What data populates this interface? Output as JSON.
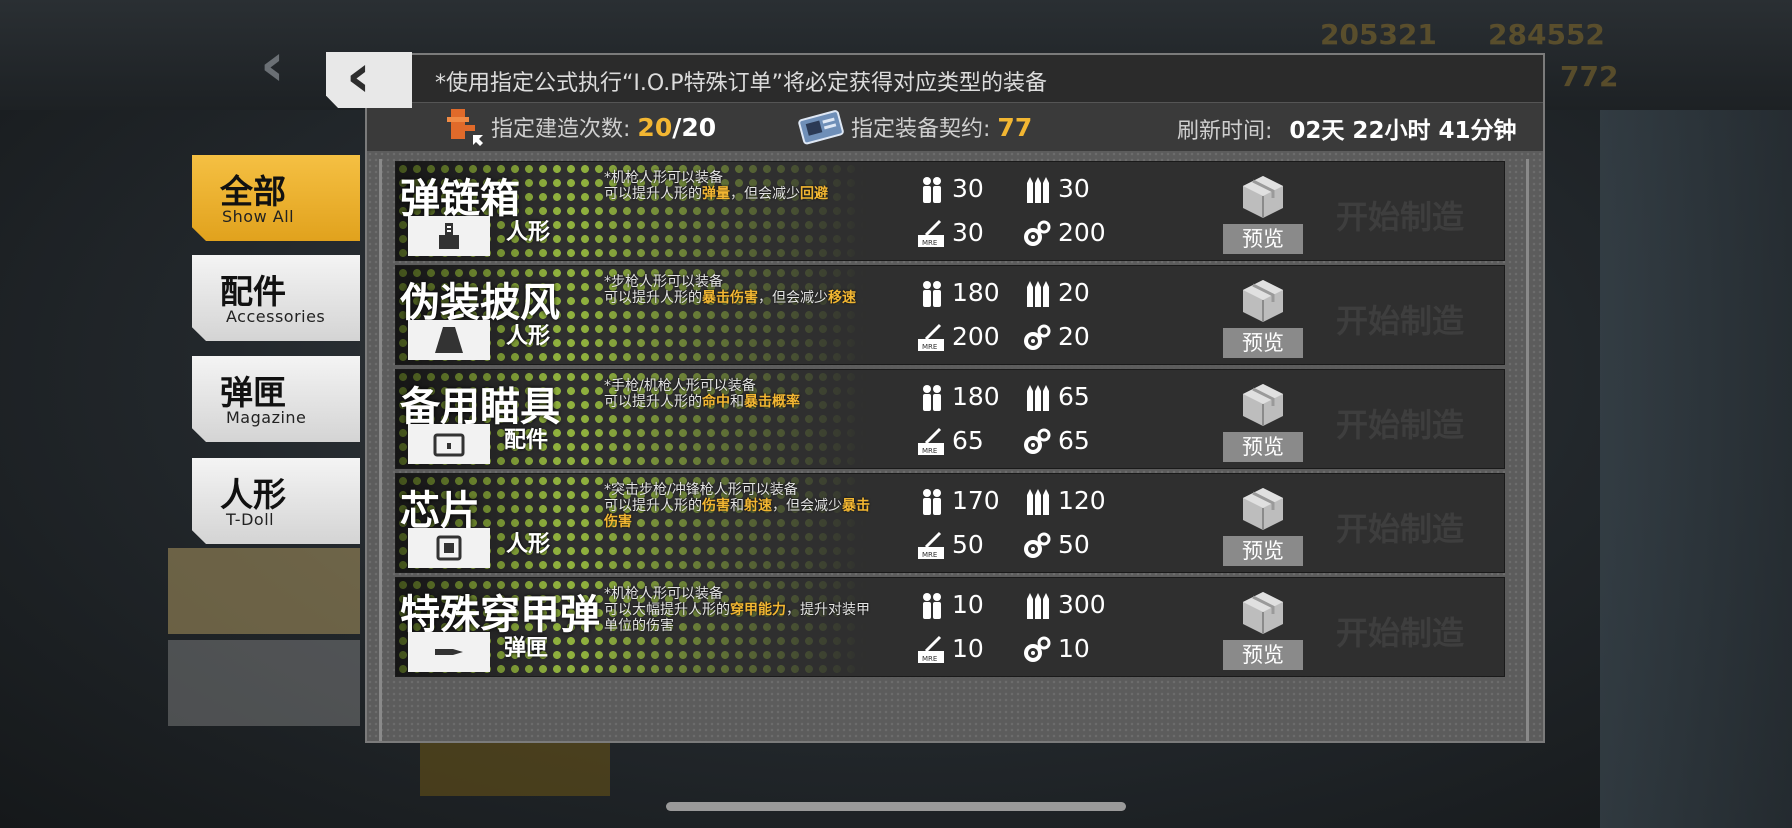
{
  "header": {
    "back_label": "‹",
    "resources": {
      "manpower": "205321",
      "ammo": "284552",
      "extra": "772"
    }
  },
  "tabs": [
    {
      "cn": "全部",
      "en": "Show All",
      "active": true
    },
    {
      "cn": "配件",
      "en": "Accessories",
      "active": false
    },
    {
      "cn": "弹匣",
      "en": "Magazine",
      "active": false
    },
    {
      "cn": "人形",
      "en": "T-Doll",
      "active": false
    }
  ],
  "dialog": {
    "notice": "*使用指定公式执行“I.O.P特殊订单”将必定获得对应类型的装备",
    "build_count_label": "指定建造次数:",
    "build_count_current": "20",
    "build_count_sep": "/",
    "build_count_max": "20",
    "contract_label": "指定装备契约:",
    "contract_value": "77",
    "refresh_label": "刷新时间:",
    "refresh_value": "02天 22小时 41分钟"
  },
  "items": [
    {
      "name": "弹链箱",
      "type": "人形",
      "icon": "ammo-box-icon",
      "desc1": "*机枪人形可以装备",
      "desc2a": "可以提升人形的",
      "desc2b": "弹量",
      "desc2c": "，但会减少",
      "desc2d": "回避",
      "desc3": "",
      "manpower": "30",
      "ammo": "30",
      "rations": "30",
      "parts": "200",
      "preview": "预览",
      "start": "开始制造"
    },
    {
      "name": "伪装披风",
      "type": "人形",
      "icon": "cape-icon",
      "desc1": "*步枪人形可以装备",
      "desc2a": "可以提升人形的",
      "desc2b": "暴击伤害",
      "desc2c": "，但会减少",
      "desc2d": "移速",
      "desc3": "",
      "manpower": "180",
      "ammo": "20",
      "rations": "200",
      "parts": "20",
      "preview": "预览",
      "start": "开始制造"
    },
    {
      "name": "备用瞄具",
      "type": "配件",
      "icon": "scope-icon",
      "desc1": "*手枪/机枪人形可以装备",
      "desc2a": "可以提升人形的",
      "desc2b": "命中",
      "desc2c": "和",
      "desc2d": "暴击概率",
      "desc3": "",
      "manpower": "180",
      "ammo": "65",
      "rations": "65",
      "parts": "65",
      "preview": "预览",
      "start": "开始制造"
    },
    {
      "name": "芯片",
      "type": "人形",
      "icon": "chip-icon",
      "desc1": "*突击步枪/冲锋枪人形可以装备",
      "desc2a": "可以提升人形的",
      "desc2b": "伤害",
      "desc2c": "和",
      "desc2d": "射速",
      "desc2e": "，但会减少",
      "desc2f": "暴击",
      "desc3": "伤害",
      "manpower": "170",
      "ammo": "120",
      "rations": "50",
      "parts": "50",
      "preview": "预览",
      "start": "开始制造"
    },
    {
      "name": "特殊穿甲弹",
      "type": "弹匣",
      "icon": "ap-round-icon",
      "desc1": "*机枪人形可以装备",
      "desc2a": "可以大幅提升人形的",
      "desc2b": "穿甲能力",
      "desc2c": "，提升对装甲",
      "desc2d": "",
      "desc3": "单位的伤害",
      "manpower": "10",
      "ammo": "300",
      "rations": "10",
      "parts": "10",
      "preview": "预览",
      "start": "开始制造"
    }
  ],
  "colors": {
    "accent": "#f2b632",
    "dots": "#8fb03d",
    "panel": "#2f2f2f"
  }
}
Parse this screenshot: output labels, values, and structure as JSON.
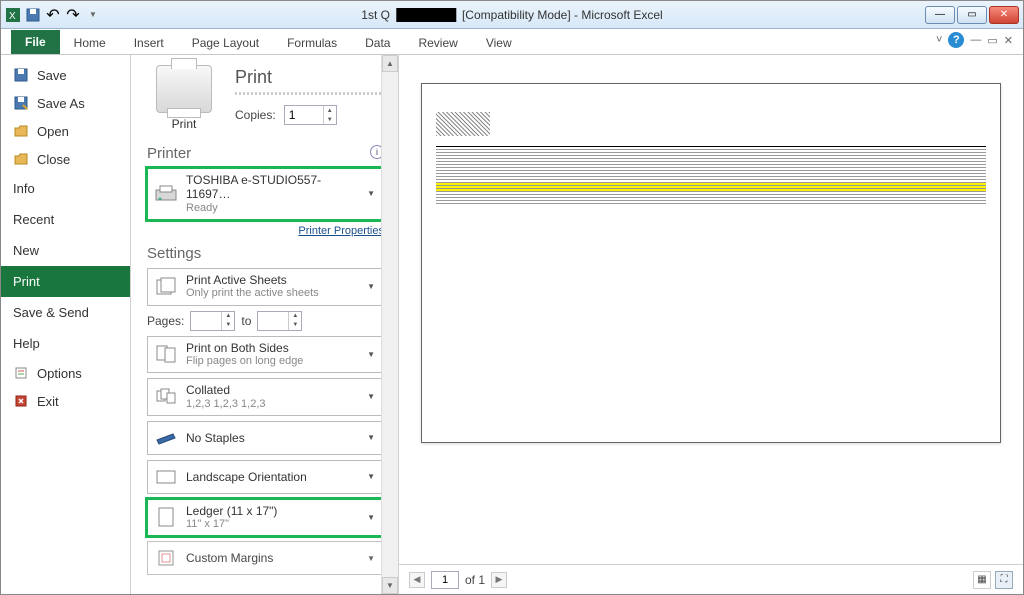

◆ **Required work**
Extract from the material all lines containing the string "JSON".

◆ **Exercise result**
What data populates this interface? Output as JSON.
Parse this screenshot: output labels, values, and structure as JSON.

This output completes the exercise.